**RECORD LIST**
* * * * * * * * *

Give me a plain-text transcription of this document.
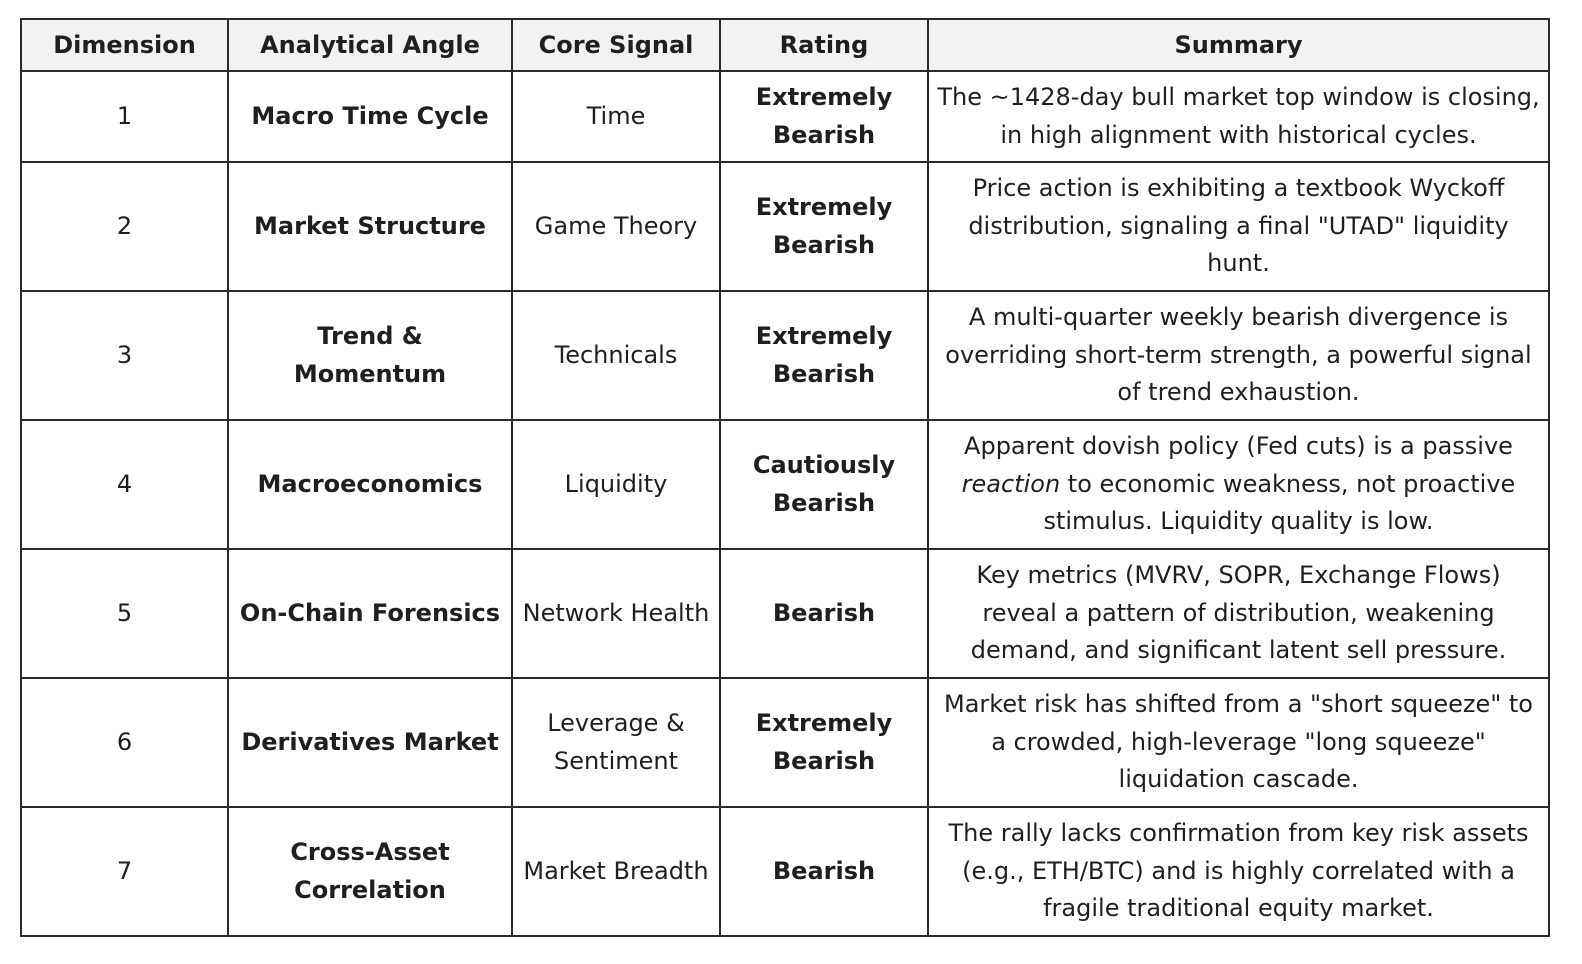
Dimension	Analytical Angle	Core Signal	Rating	Summary
1	Macro Time Cycle	Time	Extremely Bearish	The ~1428-day bull market top window is closing, in high alignment with historical cycles.
2	Market Structure	Game Theory	Extremely Bearish	Price action is exhibiting a textbook Wyckoff distribution, signaling a final "UTAD" liquidity hunt.
3	Trend & Momentum	Technicals	Extremely Bearish	A multi-quarter weekly bearish divergence is overriding short-term strength, a powerful signal of trend exhaustion.
4	Macroeconomics	Liquidity	Cautiously Bearish	Apparent dovish policy (Fed cuts) is a passive reaction to economic weakness, not proactive stimulus. Liquidity quality is low.
5	On-Chain Forensics	Network Health	Bearish	Key metrics (MVRV, SOPR, Exchange Flows) reveal a pattern of distribution, weakening demand, and significant latent sell pressure.
6	Derivatives Market	Leverage & Sentiment	Extremely Bearish	Market risk has shifted from a "short squeeze" to a crowded, high-leverage "long squeeze" liquidation cascade.
7	Cross-Asset Correlation	Market Breadth	Bearish	The rally lacks confirmation from key risk assets (e.g., ETH/BTC) and is highly correlated with a fragile traditional equity market.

* * * * * * * * *

**TASK TO COMPLETE**
Leave out the pictures and transcribe everything else exactly.

**FULL OUTPUT**
Give me a plain-text transcription of this document.
Dimension	Analytical Angle	Core Signal	Rating	Summary
1	Macro Time Cycle	Time	Extremely Bearish	The ~1428-day bull market top window is closing, in high alignment with historical cycles.
2	Market Structure	Game Theory	Extremely Bearish	Price action is exhibiting a textbook Wyckoff distribution, signaling a final "UTAD" liquidity hunt.
3	Trend & Momentum	Technicals	Extremely Bearish	A multi-quarter weekly bearish divergence is overriding short-term strength, a powerful signal of trend exhaustion.
4	Macroeconomics	Liquidity	Cautiously Bearish	Apparent dovish policy (Fed cuts) is a passive reaction to economic weakness, not proactive stimulus. Liquidity quality is low.
5	On-Chain Forensics	Network Health	Bearish	Key metrics (MVRV, SOPR, Exchange Flows) reveal a pattern of distribution, weakening demand, and significant latent sell pressure.
6	Derivatives Market	Leverage & Sentiment	Extremely Bearish	Market risk has shifted from a "short squeeze" to a crowded, high-leverage "long squeeze" liquidation cascade.
7	Cross-Asset Correlation	Market Breadth	Bearish	The rally lacks confirmation from key risk assets (e.g., ETH/BTC) and is highly correlated with a fragile traditional equity market.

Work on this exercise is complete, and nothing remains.